What is needed: Will you extract the entries word for word? Images should not appear in the copy.

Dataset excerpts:
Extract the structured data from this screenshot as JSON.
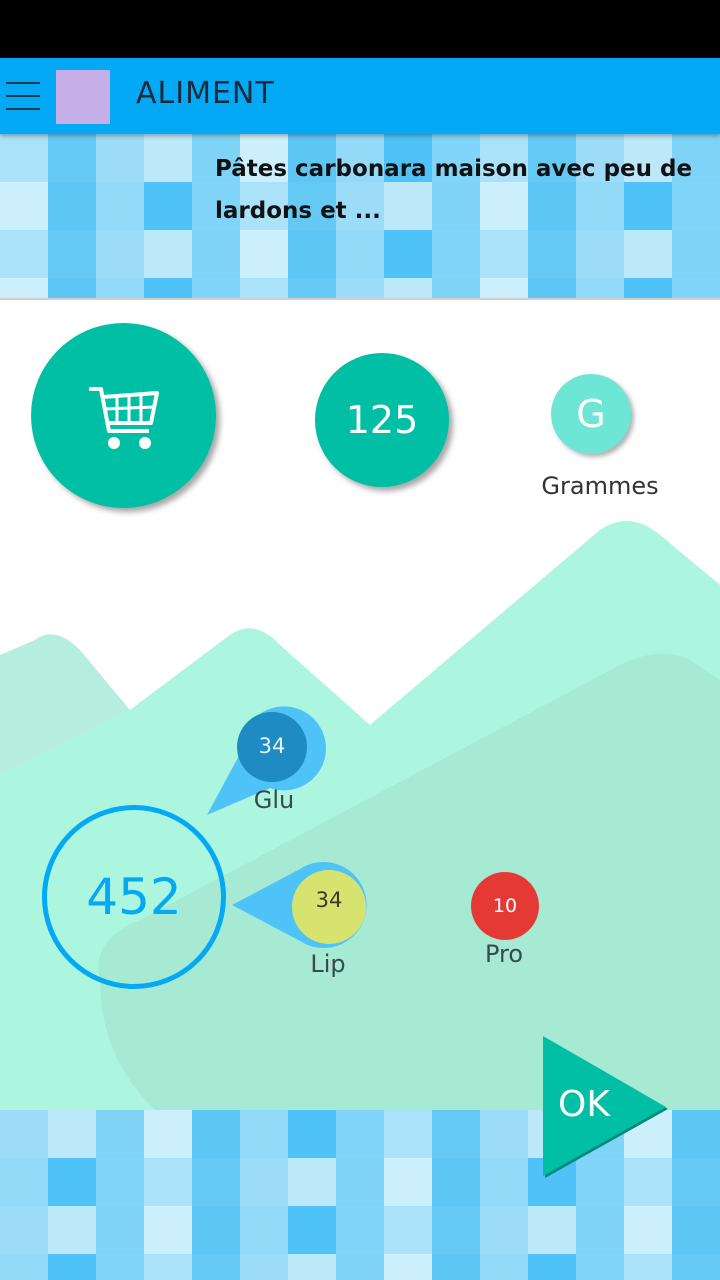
{
  "app": {
    "title": "ALIMENT"
  },
  "food": {
    "name": "Pâtes carbonara maison avec peu de lardons et ..."
  },
  "portion": {
    "quantity": "125",
    "unit_icon_letter": "G",
    "unit_label": "Grammes"
  },
  "energy": {
    "kcal": "452"
  },
  "macros": {
    "glu": {
      "label": "Glu",
      "value": "34",
      "color": "#1e8bc3"
    },
    "lip": {
      "label": "Lip",
      "value": "34",
      "color": "#d6e36f"
    },
    "pro": {
      "label": "Pro",
      "value": "10",
      "color": "#e53935"
    }
  },
  "actions": {
    "ok_label": "OK"
  },
  "icons": {
    "menu": "menu-icon",
    "cart": "cart-icon"
  },
  "colors": {
    "accent": "#03a9f4",
    "primary": "#00bfa5",
    "mountain": "#a8f0d8"
  }
}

Expected output:
Extract the structured data from this screenshot as JSON.
{
  "app": {
    "title": "ALIMENT"
  },
  "food": {
    "name": "Pâtes carbonara maison avec peu de lardons et ..."
  },
  "portion": {
    "quantity": "125",
    "unit_icon_letter": "G",
    "unit_label": "Grammes"
  },
  "energy": {
    "kcal": "452"
  },
  "macros": {
    "glu": {
      "label": "Glu",
      "value": "34",
      "color": "#1e8bc3"
    },
    "lip": {
      "label": "Lip",
      "value": "34",
      "color": "#d6e36f"
    },
    "pro": {
      "label": "Pro",
      "value": "10",
      "color": "#e53935"
    }
  },
  "actions": {
    "ok_label": "OK"
  },
  "icons": {
    "menu": "menu-icon",
    "cart": "cart-icon"
  },
  "colors": {
    "accent": "#03a9f4",
    "primary": "#00bfa5",
    "mountain": "#a8f0d8"
  }
}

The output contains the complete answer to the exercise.